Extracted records
....

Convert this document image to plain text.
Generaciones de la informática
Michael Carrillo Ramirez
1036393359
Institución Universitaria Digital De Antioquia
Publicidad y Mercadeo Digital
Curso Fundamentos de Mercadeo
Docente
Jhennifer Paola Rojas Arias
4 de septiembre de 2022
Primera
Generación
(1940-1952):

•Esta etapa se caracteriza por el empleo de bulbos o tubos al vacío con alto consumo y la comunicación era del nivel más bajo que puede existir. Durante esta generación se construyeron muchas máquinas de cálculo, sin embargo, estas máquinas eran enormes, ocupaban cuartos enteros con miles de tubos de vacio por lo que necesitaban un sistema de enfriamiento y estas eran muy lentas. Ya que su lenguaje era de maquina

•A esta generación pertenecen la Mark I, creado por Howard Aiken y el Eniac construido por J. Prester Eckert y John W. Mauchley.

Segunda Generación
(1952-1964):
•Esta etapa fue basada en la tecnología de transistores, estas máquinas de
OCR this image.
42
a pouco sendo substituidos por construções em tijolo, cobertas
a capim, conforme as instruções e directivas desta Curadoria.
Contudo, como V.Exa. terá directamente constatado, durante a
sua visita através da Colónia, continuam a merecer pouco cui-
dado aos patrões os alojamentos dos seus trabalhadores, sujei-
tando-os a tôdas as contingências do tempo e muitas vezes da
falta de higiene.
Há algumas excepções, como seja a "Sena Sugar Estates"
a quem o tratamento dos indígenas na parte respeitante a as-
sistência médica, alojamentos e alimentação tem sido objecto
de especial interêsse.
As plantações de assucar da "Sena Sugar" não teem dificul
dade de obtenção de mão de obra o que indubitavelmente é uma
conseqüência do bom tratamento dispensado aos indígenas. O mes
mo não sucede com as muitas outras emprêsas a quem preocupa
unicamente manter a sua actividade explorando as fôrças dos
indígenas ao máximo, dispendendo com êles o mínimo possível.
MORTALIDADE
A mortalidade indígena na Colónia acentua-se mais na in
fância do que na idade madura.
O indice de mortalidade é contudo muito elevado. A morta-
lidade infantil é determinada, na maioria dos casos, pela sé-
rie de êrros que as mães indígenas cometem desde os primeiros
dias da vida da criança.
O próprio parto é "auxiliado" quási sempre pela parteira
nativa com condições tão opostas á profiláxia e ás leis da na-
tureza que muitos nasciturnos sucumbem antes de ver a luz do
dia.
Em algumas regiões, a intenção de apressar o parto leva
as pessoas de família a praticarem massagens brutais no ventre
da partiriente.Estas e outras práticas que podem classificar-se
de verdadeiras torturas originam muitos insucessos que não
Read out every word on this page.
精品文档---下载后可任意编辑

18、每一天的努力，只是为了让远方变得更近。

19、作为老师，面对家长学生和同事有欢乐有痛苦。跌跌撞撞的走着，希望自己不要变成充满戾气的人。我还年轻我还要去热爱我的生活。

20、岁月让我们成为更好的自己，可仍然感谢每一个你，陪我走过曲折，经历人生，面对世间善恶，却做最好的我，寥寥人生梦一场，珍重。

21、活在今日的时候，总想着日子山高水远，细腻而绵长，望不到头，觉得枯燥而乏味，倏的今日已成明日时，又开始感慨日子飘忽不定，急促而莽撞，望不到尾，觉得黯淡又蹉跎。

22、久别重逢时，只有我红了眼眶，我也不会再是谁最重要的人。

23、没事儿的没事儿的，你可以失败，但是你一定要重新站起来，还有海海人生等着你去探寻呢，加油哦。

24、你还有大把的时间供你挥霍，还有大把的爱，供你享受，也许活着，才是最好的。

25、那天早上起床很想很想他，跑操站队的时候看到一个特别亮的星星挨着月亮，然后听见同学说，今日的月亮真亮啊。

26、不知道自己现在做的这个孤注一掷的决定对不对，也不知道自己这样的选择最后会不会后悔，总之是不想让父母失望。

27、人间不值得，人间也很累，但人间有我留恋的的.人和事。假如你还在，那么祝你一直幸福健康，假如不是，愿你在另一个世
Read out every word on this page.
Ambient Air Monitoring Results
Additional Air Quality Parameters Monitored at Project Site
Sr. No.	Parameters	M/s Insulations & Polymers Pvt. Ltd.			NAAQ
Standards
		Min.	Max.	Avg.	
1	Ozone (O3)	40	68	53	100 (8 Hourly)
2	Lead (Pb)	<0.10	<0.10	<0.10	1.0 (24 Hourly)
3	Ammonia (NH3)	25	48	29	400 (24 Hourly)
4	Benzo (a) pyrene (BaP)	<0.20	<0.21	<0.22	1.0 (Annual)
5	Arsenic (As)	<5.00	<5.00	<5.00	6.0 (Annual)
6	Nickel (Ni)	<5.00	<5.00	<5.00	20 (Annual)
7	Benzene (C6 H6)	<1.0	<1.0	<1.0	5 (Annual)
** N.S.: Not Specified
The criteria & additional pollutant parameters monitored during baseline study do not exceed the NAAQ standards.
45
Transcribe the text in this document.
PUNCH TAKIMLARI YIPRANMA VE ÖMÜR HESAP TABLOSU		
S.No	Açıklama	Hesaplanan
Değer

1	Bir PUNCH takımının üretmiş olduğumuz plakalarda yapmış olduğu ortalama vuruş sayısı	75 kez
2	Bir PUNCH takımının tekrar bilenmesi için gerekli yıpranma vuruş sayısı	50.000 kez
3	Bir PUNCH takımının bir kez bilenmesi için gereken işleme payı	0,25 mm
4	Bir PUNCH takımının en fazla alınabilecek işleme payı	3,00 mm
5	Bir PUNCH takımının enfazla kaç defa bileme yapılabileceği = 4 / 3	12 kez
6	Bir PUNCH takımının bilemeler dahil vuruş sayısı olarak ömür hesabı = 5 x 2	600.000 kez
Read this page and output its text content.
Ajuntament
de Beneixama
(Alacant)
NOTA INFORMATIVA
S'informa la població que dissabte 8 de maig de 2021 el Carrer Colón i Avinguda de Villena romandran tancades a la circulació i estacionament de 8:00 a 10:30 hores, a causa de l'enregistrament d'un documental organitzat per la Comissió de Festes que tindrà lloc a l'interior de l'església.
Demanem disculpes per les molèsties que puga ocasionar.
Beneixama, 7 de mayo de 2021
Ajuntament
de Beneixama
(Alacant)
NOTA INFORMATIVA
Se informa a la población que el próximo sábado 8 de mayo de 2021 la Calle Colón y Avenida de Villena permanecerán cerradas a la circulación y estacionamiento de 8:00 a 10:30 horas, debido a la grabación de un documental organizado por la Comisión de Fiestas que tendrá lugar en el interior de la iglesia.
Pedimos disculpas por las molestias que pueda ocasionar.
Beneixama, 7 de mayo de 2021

....

**Exercise:** All lines from the one with "Read this page and output its text content." through the final line above are to be quoted exactly; quote no other line.

**Solution to this task:**
Read this page and output its text content.
Ajuntament
de Beneixama
(Alacant)
NOTA INFORMATIVA
S'informa la població que dissabte 8 de maig de 2021 el Carrer Colón i Avinguda de Villena romandran tancades a la circulació i estacionament de 8:00 a 10:30 hores, a causa de l'enregistrament d'un documental organitzat per la Comissió de Festes que tindrà lloc a l'interior de l'església.
Demanem disculpes per les molèsties que puga ocasionar.
Beneixama, 7 de mayo de 2021
Ajuntament
de Beneixama
(Alacant)
NOTA INFORMATIVA
Se informa a la población que el próximo sábado 8 de mayo de 2021 la Calle Colón y Avenida de Villena permanecerán cerradas a la circulación y estacionamiento de 8:00 a 10:30 horas, debido a la grabación de un documental organizado por la Comisión de Fiestas que tendrá lugar en el interior de la iglesia.
Pedimos disculpas por las molestias que pueda ocasionar.
Beneixama, 7 de mayo de 2021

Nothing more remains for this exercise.